Copy out each of these lines word for word, without changing anything.

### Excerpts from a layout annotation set
○ ○ ○ ○

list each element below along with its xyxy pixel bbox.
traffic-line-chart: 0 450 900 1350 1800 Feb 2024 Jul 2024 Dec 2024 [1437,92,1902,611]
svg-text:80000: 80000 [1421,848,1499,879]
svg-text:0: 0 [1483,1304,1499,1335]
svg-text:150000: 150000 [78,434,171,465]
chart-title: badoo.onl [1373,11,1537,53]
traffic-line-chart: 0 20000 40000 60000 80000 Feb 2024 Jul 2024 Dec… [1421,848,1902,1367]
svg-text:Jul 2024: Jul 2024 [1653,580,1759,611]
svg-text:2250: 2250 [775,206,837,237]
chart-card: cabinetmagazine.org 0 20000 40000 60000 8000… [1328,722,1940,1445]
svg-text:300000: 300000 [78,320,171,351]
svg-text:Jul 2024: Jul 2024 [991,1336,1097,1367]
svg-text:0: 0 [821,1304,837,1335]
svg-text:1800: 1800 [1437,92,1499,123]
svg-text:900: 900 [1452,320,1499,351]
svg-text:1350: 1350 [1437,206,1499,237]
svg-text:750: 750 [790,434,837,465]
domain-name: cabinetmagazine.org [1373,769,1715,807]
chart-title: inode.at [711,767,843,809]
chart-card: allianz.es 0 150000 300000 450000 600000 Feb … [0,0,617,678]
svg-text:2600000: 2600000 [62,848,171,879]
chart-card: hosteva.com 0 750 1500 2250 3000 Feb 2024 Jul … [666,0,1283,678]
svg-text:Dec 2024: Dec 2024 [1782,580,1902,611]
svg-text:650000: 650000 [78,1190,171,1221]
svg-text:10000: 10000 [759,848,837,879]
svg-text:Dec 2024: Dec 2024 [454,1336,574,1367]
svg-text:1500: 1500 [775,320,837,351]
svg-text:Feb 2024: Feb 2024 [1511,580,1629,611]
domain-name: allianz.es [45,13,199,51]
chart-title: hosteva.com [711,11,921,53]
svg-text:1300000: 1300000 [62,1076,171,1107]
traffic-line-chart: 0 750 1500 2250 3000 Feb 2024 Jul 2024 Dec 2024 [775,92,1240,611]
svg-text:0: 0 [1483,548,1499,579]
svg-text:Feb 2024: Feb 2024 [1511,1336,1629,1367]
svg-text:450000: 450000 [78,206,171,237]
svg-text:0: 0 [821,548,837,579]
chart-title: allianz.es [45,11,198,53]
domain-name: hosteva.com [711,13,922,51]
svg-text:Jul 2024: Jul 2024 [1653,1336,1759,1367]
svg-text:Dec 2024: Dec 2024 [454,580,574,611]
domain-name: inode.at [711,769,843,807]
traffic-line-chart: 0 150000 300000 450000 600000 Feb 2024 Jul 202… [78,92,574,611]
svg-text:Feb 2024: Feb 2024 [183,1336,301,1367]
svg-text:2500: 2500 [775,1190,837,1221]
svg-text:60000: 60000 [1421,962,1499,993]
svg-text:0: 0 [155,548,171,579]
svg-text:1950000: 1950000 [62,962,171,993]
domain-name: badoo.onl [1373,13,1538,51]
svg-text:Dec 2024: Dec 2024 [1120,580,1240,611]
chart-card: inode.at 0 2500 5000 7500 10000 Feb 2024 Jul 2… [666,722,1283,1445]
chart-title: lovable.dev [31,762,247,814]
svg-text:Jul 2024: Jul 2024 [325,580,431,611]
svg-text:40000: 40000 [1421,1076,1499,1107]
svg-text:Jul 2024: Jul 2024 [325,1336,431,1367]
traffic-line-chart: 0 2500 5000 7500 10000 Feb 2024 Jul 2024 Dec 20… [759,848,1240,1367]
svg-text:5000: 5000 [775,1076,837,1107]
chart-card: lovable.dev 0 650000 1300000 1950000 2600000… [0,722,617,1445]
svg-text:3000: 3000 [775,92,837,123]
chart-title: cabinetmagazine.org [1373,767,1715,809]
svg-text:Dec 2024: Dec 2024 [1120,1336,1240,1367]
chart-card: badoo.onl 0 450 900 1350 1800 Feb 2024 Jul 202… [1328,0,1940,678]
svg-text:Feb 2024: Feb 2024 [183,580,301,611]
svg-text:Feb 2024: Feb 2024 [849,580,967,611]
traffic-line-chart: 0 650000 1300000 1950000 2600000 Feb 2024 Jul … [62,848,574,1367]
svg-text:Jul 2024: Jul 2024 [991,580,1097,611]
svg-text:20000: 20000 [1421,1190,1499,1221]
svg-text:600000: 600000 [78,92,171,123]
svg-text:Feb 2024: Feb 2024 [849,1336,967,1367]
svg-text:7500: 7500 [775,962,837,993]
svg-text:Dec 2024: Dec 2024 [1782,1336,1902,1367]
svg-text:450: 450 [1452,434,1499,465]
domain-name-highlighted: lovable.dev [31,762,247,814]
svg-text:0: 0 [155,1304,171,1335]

○ ○ ○ ○

### Completed task
list each element below along with its xyxy pixel bbox.
traffic-line-chart: 0 450 900 1350 1800 Feb 2024 Jul 2024 Dec 2024 [1437,92,1902,611]
svg-text:80000: 80000 [1421,848,1499,879]
svg-text:0: 0 [1483,1304,1499,1335]
svg-text:150000: 150000 [78,434,171,465]
chart-title: badoo.onl [1373,11,1537,53]
traffic-line-chart: 0 20000 40000 60000 80000 Feb 2024 Jul 2024 Dec… [1421,848,1902,1367]
svg-text:Jul 2024: Jul 2024 [1653,580,1759,611]
svg-text:2250: 2250 [775,206,837,237]
chart-card: cabinetmagazine.org 0 20000 40000 60000 8000… [1328,722,1940,1445]
svg-text:300000: 300000 [78,320,171,351]
svg-text:Jul 2024: Jul 2024 [991,1336,1097,1367]
svg-text:0: 0 [821,1304,837,1335]
svg-text:1800: 1800 [1437,92,1499,123]
svg-text:900: 900 [1452,320,1499,351]
svg-text:1350: 1350 [1437,206,1499,237]
svg-text:750: 750 [790,434,837,465]
domain-name: cabinetmagazine.org [1373,769,1715,807]
chart-title: inode.at [711,767,843,809]
chart-card: allianz.es 0 150000 300000 450000 600000 Feb … [0,0,617,678]
svg-text:2600000: 2600000 [62,848,171,879]
chart-card: hosteva.com 0 750 1500 2250 3000 Feb 2024 Jul … [666,0,1283,678]
svg-text:Dec 2024: Dec 2024 [1782,580,1902,611]
svg-text:650000: 650000 [78,1190,171,1221]
svg-text:10000: 10000 [759,848,837,879]
svg-text:Dec 2024: Dec 2024 [454,1336,574,1367]
svg-text:1500: 1500 [775,320,837,351]
svg-text:Feb 2024: Feb 2024 [1511,580,1629,611]
domain-name: allianz.es [45,13,199,51]
chart-title: hosteva.com [711,11,921,53]
svg-text:1300000: 1300000 [62,1076,171,1107]
traffic-line-chart: 0 750 1500 2250 3000 Feb 2024 Jul 2024 Dec 2024 [775,92,1240,611]
svg-text:0: 0 [1483,548,1499,579]
svg-text:Feb 2024: Feb 2024 [1511,1336,1629,1367]
svg-text:450000: 450000 [78,206,171,237]
svg-text:0: 0 [821,548,837,579]
chart-title: allianz.es [45,11,198,53]
domain-name: hosteva.com [711,13,922,51]
svg-text:Jul 2024: Jul 2024 [1653,1336,1759,1367]
svg-text:Dec 2024: Dec 2024 [454,580,574,611]
domain-name: inode.at [711,769,843,807]
traffic-line-chart: 0 150000 300000 450000 600000 Feb 2024 Jul 202… [78,92,574,611]
svg-text:Feb 2024: Feb 2024 [183,1336,301,1367]
svg-text:2500: 2500 [775,1190,837,1221]
svg-text:60000: 60000 [1421,962,1499,993]
svg-text:0: 0 [155,548,171,579]
svg-text:1950000: 1950000 [62,962,171,993]
domain-name: badoo.onl [1373,13,1538,51]
svg-text:Dec 2024: Dec 2024 [1120,580,1240,611]
chart-card: inode.at 0 2500 5000 7500 10000 Feb 2024 Jul 2… [666,722,1283,1445]
chart-title: lovable.dev [31,762,247,814]
svg-text:Jul 2024: Jul 2024 [325,580,431,611]
svg-text:40000: 40000 [1421,1076,1499,1107]
svg-text:Jul 2024: Jul 2024 [325,1336,431,1367]
traffic-line-chart: 0 2500 5000 7500 10000 Feb 2024 Jul 2024 Dec 20… [759,848,1240,1367]
svg-text:5000: 5000 [775,1076,837,1107]
chart-card: lovable.dev 0 650000 1300000 1950000 2600000… [0,722,617,1445]
svg-text:3000: 3000 [775,92,837,123]
chart-title: cabinetmagazine.org [1373,767,1715,809]
svg-text:Dec 2024: Dec 2024 [1120,1336,1240,1367]
chart-card: badoo.onl 0 450 900 1350 1800 Feb 2024 Jul 202… [1328,0,1940,678]
svg-text:Feb 2024: Feb 2024 [183,580,301,611]
svg-text:Feb 2024: Feb 2024 [849,580,967,611]
traffic-line-chart: 0 650000 1300000 1950000 2600000 Feb 2024 Jul … [62,848,574,1367]
svg-text:Jul 2024: Jul 2024 [991,580,1097,611]
svg-text:20000: 20000 [1421,1190,1499,1221]
svg-text:600000: 600000 [78,92,171,123]
svg-text:Feb 2024: Feb 2024 [849,1336,967,1367]
svg-text:7500: 7500 [775,962,837,993]
svg-text:Dec 2024: Dec 2024 [1782,1336,1902,1367]
svg-text:450: 450 [1452,434,1499,465]
domain-name-highlighted: lovable.dev [31,762,247,814]
svg-text:0: 0 [155,1304,171,1335]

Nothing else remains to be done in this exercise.